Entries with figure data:
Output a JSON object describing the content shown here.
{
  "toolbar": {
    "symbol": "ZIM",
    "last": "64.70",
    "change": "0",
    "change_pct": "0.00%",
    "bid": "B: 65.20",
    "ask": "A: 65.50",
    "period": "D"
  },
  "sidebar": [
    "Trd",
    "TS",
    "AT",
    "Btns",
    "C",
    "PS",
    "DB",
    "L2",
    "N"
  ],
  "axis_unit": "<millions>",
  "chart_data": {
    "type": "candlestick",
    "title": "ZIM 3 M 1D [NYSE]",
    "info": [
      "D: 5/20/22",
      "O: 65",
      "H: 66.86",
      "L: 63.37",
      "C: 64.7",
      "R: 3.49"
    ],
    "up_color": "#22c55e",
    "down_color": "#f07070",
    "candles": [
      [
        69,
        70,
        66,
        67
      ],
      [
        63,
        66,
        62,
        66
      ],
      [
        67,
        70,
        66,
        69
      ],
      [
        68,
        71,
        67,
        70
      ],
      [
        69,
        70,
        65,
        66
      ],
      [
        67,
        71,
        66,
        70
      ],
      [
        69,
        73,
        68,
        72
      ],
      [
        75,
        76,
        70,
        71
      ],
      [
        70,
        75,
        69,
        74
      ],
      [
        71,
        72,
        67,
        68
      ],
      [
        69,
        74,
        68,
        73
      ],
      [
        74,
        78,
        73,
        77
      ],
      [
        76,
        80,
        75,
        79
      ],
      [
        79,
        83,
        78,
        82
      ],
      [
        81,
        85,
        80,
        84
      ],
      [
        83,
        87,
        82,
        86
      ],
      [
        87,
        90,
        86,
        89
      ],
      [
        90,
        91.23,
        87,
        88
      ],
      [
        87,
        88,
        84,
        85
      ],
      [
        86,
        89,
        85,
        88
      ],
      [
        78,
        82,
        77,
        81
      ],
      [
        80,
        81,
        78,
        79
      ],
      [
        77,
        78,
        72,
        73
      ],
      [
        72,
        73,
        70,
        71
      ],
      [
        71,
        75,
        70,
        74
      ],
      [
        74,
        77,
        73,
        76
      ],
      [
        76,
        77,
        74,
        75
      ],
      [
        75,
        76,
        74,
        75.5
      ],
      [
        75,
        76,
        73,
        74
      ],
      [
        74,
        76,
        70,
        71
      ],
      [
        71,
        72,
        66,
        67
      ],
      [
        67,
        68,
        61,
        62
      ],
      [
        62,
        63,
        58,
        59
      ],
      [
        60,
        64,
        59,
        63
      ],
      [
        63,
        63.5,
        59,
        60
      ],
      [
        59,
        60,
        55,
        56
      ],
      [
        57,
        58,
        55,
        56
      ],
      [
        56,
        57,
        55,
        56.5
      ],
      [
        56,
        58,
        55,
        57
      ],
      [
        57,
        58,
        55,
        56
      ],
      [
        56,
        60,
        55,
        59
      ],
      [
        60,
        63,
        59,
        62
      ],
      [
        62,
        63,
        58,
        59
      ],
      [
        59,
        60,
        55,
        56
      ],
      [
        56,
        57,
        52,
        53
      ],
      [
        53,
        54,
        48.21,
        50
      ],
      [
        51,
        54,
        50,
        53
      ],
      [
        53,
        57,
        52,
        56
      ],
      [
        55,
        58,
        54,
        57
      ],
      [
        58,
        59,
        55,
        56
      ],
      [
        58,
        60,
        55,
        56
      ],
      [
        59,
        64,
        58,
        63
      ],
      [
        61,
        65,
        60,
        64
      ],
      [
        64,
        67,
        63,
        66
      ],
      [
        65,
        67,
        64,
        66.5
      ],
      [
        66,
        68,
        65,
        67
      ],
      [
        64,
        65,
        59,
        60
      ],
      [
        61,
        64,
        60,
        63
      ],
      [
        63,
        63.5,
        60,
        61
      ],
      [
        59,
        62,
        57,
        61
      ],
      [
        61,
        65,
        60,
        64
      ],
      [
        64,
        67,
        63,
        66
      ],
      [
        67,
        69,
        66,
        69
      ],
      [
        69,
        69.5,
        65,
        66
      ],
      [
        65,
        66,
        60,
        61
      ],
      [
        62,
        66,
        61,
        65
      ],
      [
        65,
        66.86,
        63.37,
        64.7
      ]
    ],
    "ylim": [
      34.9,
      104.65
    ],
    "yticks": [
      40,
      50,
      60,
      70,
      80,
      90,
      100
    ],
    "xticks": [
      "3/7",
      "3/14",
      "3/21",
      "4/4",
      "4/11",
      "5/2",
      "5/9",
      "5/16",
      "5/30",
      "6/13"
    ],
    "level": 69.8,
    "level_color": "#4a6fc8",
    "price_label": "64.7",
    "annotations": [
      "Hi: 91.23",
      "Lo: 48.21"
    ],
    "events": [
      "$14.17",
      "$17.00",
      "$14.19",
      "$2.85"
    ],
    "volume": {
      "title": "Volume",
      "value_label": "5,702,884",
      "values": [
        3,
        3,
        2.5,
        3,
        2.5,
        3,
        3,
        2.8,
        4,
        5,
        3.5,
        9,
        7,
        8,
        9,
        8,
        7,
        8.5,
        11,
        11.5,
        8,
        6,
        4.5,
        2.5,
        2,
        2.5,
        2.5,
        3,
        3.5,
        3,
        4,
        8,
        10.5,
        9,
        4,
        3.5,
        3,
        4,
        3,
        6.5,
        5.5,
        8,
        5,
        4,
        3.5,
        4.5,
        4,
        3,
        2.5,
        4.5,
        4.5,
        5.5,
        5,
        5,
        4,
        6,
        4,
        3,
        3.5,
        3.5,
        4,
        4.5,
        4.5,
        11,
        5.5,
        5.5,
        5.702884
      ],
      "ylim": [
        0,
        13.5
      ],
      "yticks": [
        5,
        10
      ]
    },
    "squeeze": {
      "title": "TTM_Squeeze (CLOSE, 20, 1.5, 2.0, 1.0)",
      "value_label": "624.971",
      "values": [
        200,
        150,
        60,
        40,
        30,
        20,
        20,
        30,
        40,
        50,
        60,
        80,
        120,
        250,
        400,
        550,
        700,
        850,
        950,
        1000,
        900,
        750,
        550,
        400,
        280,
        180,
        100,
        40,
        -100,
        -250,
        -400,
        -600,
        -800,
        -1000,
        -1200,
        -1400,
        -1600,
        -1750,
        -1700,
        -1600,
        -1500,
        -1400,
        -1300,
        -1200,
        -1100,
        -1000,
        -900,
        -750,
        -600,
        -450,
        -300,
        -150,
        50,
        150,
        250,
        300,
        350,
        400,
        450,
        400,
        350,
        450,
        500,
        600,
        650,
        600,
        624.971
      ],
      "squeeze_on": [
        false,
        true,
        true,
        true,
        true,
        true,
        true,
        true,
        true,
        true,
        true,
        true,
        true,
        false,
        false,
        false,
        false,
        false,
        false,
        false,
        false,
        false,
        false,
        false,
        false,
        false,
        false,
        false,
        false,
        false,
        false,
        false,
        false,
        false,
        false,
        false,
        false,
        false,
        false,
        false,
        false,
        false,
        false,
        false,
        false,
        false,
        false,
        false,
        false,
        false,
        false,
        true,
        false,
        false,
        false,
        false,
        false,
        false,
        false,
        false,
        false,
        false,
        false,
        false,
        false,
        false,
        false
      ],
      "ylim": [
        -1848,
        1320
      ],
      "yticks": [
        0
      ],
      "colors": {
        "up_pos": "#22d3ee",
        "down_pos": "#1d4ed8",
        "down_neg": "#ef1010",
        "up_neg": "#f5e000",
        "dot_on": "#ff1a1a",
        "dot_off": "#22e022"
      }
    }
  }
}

▶ _Work to be completed_
Every entry should be printed again exactly as written.

▶ _Worked solution_
Output a JSON object describing the content shown here.
{
  "toolbar": {
    "symbol": "ZIM",
    "last": "64.70",
    "change": "0",
    "change_pct": "0.00%",
    "bid": "B: 65.20",
    "ask": "A: 65.50",
    "period": "D"
  },
  "sidebar": [
    "Trd",
    "TS",
    "AT",
    "Btns",
    "C",
    "PS",
    "DB",
    "L2",
    "N"
  ],
  "axis_unit": "<millions>",
  "chart_data": {
    "type": "candlestick",
    "title": "ZIM 3 M 1D [NYSE]",
    "info": [
      "D: 5/20/22",
      "O: 65",
      "H: 66.86",
      "L: 63.37",
      "C: 64.7",
      "R: 3.49"
    ],
    "up_color": "#22c55e",
    "down_color": "#f07070",
    "candles": [
      [
        69,
        70,
        66,
        67
      ],
      [
        63,
        66,
        62,
        66
      ],
      [
        67,
        70,
        66,
        69
      ],
      [
        68,
        71,
        67,
        70
      ],
      [
        69,
        70,
        65,
        66
      ],
      [
        67,
        71,
        66,
        70
      ],
      [
        69,
        73,
        68,
        72
      ],
      [
        75,
        76,
        70,
        71
      ],
      [
        70,
        75,
        69,
        74
      ],
      [
        71,
        72,
        67,
        68
      ],
      [
        69,
        74,
        68,
        73
      ],
      [
        74,
        78,
        73,
        77
      ],
      [
        76,
        80,
        75,
        79
      ],
      [
        79,
        83,
        78,
        82
      ],
      [
        81,
        85,
        80,
        84
      ],
      [
        83,
        87,
        82,
        86
      ],
      [
        87,
        90,
        86,
        89
      ],
      [
        90,
        91.23,
        87,
        88
      ],
      [
        87,
        88,
        84,
        85
      ],
      [
        86,
        89,
        85,
        88
      ],
      [
        78,
        82,
        77,
        81
      ],
      [
        80,
        81,
        78,
        79
      ],
      [
        77,
        78,
        72,
        73
      ],
      [
        72,
        73,
        70,
        71
      ],
      [
        71,
        75,
        70,
        74
      ],
      [
        74,
        77,
        73,
        76
      ],
      [
        76,
        77,
        74,
        75
      ],
      [
        75,
        76,
        74,
        75.5
      ],
      [
        75,
        76,
        73,
        74
      ],
      [
        74,
        76,
        70,
        71
      ],
      [
        71,
        72,
        66,
        67
      ],
      [
        67,
        68,
        61,
        62
      ],
      [
        62,
        63,
        58,
        59
      ],
      [
        60,
        64,
        59,
        63
      ],
      [
        63,
        63.5,
        59,
        60
      ],
      [
        59,
        60,
        55,
        56
      ],
      [
        57,
        58,
        55,
        56
      ],
      [
        56,
        57,
        55,
        56.5
      ],
      [
        56,
        58,
        55,
        57
      ],
      [
        57,
        58,
        55,
        56
      ],
      [
        56,
        60,
        55,
        59
      ],
      [
        60,
        63,
        59,
        62
      ],
      [
        62,
        63,
        58,
        59
      ],
      [
        59,
        60,
        55,
        56
      ],
      [
        56,
        57,
        52,
        53
      ],
      [
        53,
        54,
        48.21,
        50
      ],
      [
        51,
        54,
        50,
        53
      ],
      [
        53,
        57,
        52,
        56
      ],
      [
        55,
        58,
        54,
        57
      ],
      [
        58,
        59,
        55,
        56
      ],
      [
        58,
        60,
        55,
        56
      ],
      [
        59,
        64,
        58,
        63
      ],
      [
        61,
        65,
        60,
        64
      ],
      [
        64,
        67,
        63,
        66
      ],
      [
        65,
        67,
        64,
        66.5
      ],
      [
        66,
        68,
        65,
        67
      ],
      [
        64,
        65,
        59,
        60
      ],
      [
        61,
        64,
        60,
        63
      ],
      [
        63,
        63.5,
        60,
        61
      ],
      [
        59,
        62,
        57,
        61
      ],
      [
        61,
        65,
        60,
        64
      ],
      [
        64,
        67,
        63,
        66
      ],
      [
        67,
        69,
        66,
        69
      ],
      [
        69,
        69.5,
        65,
        66
      ],
      [
        65,
        66,
        60,
        61
      ],
      [
        62,
        66,
        61,
        65
      ],
      [
        65,
        66.86,
        63.37,
        64.7
      ]
    ],
    "ylim": [
      34.9,
      104.65
    ],
    "yticks": [
      40,
      50,
      60,
      70,
      80,
      90,
      100
    ],
    "xticks": [
      "3/7",
      "3/14",
      "3/21",
      "4/4",
      "4/11",
      "5/2",
      "5/9",
      "5/16",
      "5/30",
      "6/13"
    ],
    "level": 69.8,
    "level_color": "#4a6fc8",
    "price_label": "64.7",
    "annotations": [
      "Hi: 91.23",
      "Lo: 48.21"
    ],
    "events": [
      "$14.17",
      "$17.00",
      "$14.19",
      "$2.85"
    ],
    "volume": {
      "title": "Volume",
      "value_label": "5,702,884",
      "values": [
        3,
        3,
        2.5,
        3,
        2.5,
        3,
        3,
        2.8,
        4,
        5,
        3.5,
        9,
        7,
        8,
        9,
        8,
        7,
        8.5,
        11,
        11.5,
        8,
        6,
        4.5,
        2.5,
        2,
        2.5,
        2.5,
        3,
        3.5,
        3,
        4,
        8,
        10.5,
        9,
        4,
        3.5,
        3,
        4,
        3,
        6.5,
        5.5,
        8,
        5,
        4,
        3.5,
        4.5,
        4,
        3,
        2.5,
        4.5,
        4.5,
        5.5,
        5,
        5,
        4,
        6,
        4,
        3,
        3.5,
        3.5,
        4,
        4.5,
        4.5,
        11,
        5.5,
        5.5,
        5.702884
      ],
      "ylim": [
        0,
        13.5
      ],
      "yticks": [
        5,
        10
      ]
    },
    "squeeze": {
      "title": "TTM_Squeeze (CLOSE, 20, 1.5, 2.0, 1.0)",
      "value_label": "624.971",
      "values": [
        200,
        150,
        60,
        40,
        30,
        20,
        20,
        30,
        40,
        50,
        60,
        80,
        120,
        250,
        400,
        550,
        700,
        850,
        950,
        1000,
        900,
        750,
        550,
        400,
        280,
        180,
        100,
        40,
        -100,
        -250,
        -400,
        -600,
        -800,
        -1000,
        -1200,
        -1400,
        -1600,
        -1750,
        -1700,
        -1600,
        -1500,
        -1400,
        -1300,
        -1200,
        -1100,
        -1000,
        -900,
        -750,
        -600,
        -450,
        -300,
        -150,
        50,
        150,
        250,
        300,
        350,
        400,
        450,
        400,
        350,
        450,
        500,
        600,
        650,
        600,
        624.971
      ],
      "squeeze_on": [
        false,
        true,
        true,
        true,
        true,
        true,
        true,
        true,
        true,
        true,
        true,
        true,
        true,
        false,
        false,
        false,
        false,
        false,
        false,
        false,
        false,
        false,
        false,
        false,
        false,
        false,
        false,
        false,
        false,
        false,
        false,
        false,
        false,
        false,
        false,
        false,
        false,
        false,
        false,
        false,
        false,
        false,
        false,
        false,
        false,
        false,
        false,
        false,
        false,
        false,
        false,
        true,
        false,
        false,
        false,
        false,
        false,
        false,
        false,
        false,
        false,
        false,
        false,
        false,
        false,
        false,
        false
      ],
      "ylim": [
        -1848,
        1320
      ],
      "yticks": [
        0
      ],
      "colors": {
        "up_pos": "#22d3ee",
        "down_pos": "#1d4ed8",
        "down_neg": "#ef1010",
        "up_neg": "#f5e000",
        "dot_on": "#ff1a1a",
        "dot_off": "#22e022"
      }
    }
  }
}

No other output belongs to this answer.